▶ _Provided data_
● ● ● ●
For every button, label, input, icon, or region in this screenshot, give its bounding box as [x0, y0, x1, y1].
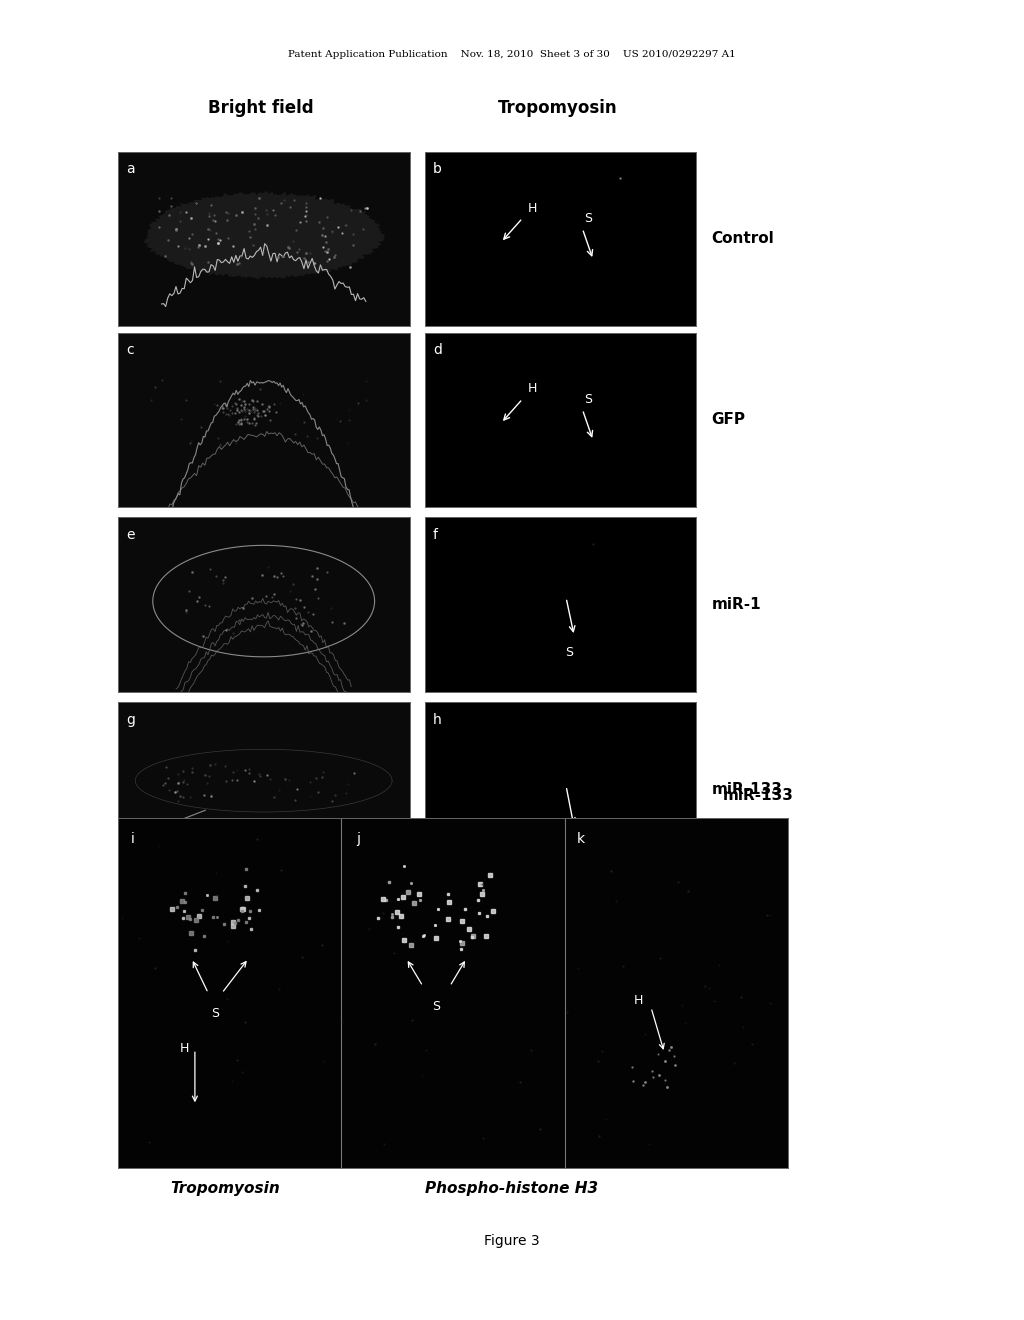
Text: a: a: [127, 162, 135, 177]
Text: S: S: [211, 1007, 219, 1020]
Text: miR-1: miR-1: [712, 597, 761, 612]
Text: Tropomyosin: Tropomyosin: [499, 99, 617, 117]
Text: d: d: [433, 343, 442, 358]
Text: f: f: [433, 528, 438, 543]
Text: Control: Control: [712, 231, 774, 247]
Text: Control: Control: [183, 788, 247, 803]
Text: miR-133: miR-133: [712, 781, 782, 797]
Text: k: k: [578, 833, 586, 846]
Text: H: H: [180, 1043, 189, 1055]
Text: S: S: [565, 838, 572, 851]
Text: GFP: GFP: [712, 412, 745, 428]
Text: miR-1: miR-1: [462, 788, 511, 803]
Text: S: S: [584, 213, 592, 224]
Text: S: S: [584, 393, 592, 405]
Text: g: g: [127, 713, 135, 727]
Text: b: b: [433, 162, 442, 177]
Text: S: S: [565, 647, 572, 660]
Text: Phospho-histone H3: Phospho-histone H3: [425, 1181, 599, 1196]
Text: Bright field: Bright field: [208, 99, 314, 117]
Text: Figure 3: Figure 3: [484, 1234, 540, 1249]
Text: miR-133: miR-133: [722, 788, 794, 803]
Text: i: i: [131, 833, 135, 846]
Text: e: e: [127, 528, 135, 543]
Text: H: H: [634, 994, 644, 1007]
Polygon shape: [144, 193, 384, 279]
Text: c: c: [127, 343, 134, 358]
Text: H: H: [528, 383, 538, 396]
Text: h: h: [433, 713, 441, 727]
Text: H: H: [528, 202, 538, 215]
Text: S: S: [432, 1001, 440, 1014]
Text: Patent Application Publication    Nov. 18, 2010  Sheet 3 of 30    US 2010/029229: Patent Application Publication Nov. 18, …: [288, 50, 736, 59]
Text: Tropomyosin: Tropomyosin: [170, 1181, 281, 1196]
Text: j: j: [356, 833, 359, 846]
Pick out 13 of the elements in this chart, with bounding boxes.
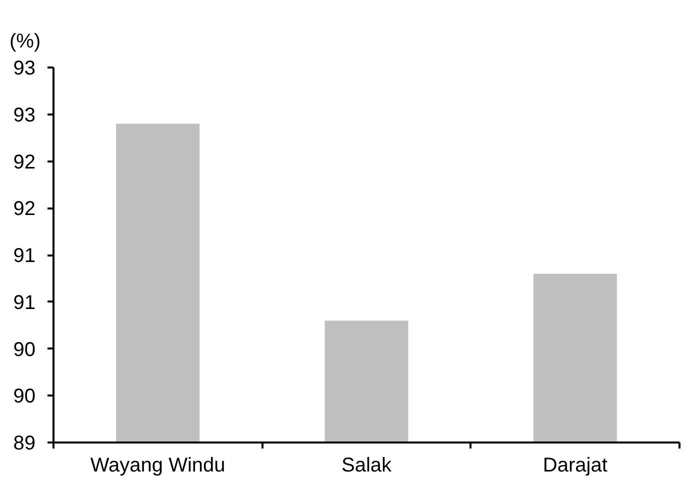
● ● ● ●
▶ _Goal_
Copy out the items word for word, beginning at the line that contains "Text: a: a: [127, 162, 135, 177]" and stopping after the line that contains "Text: Control: Control: [712, 231, 774, 247]".

▶ _Correct answer_
Text: a: a: [127, 162, 135, 177]
Text: S: S: [211, 1007, 219, 1020]
Text: miR-1: miR-1: [712, 597, 761, 612]
Text: Tropomyosin: Tropomyosin: [499, 99, 617, 117]
Text: d: d: [433, 343, 442, 358]
Text: f: f: [433, 528, 438, 543]
Text: Control: Control: [712, 231, 774, 247]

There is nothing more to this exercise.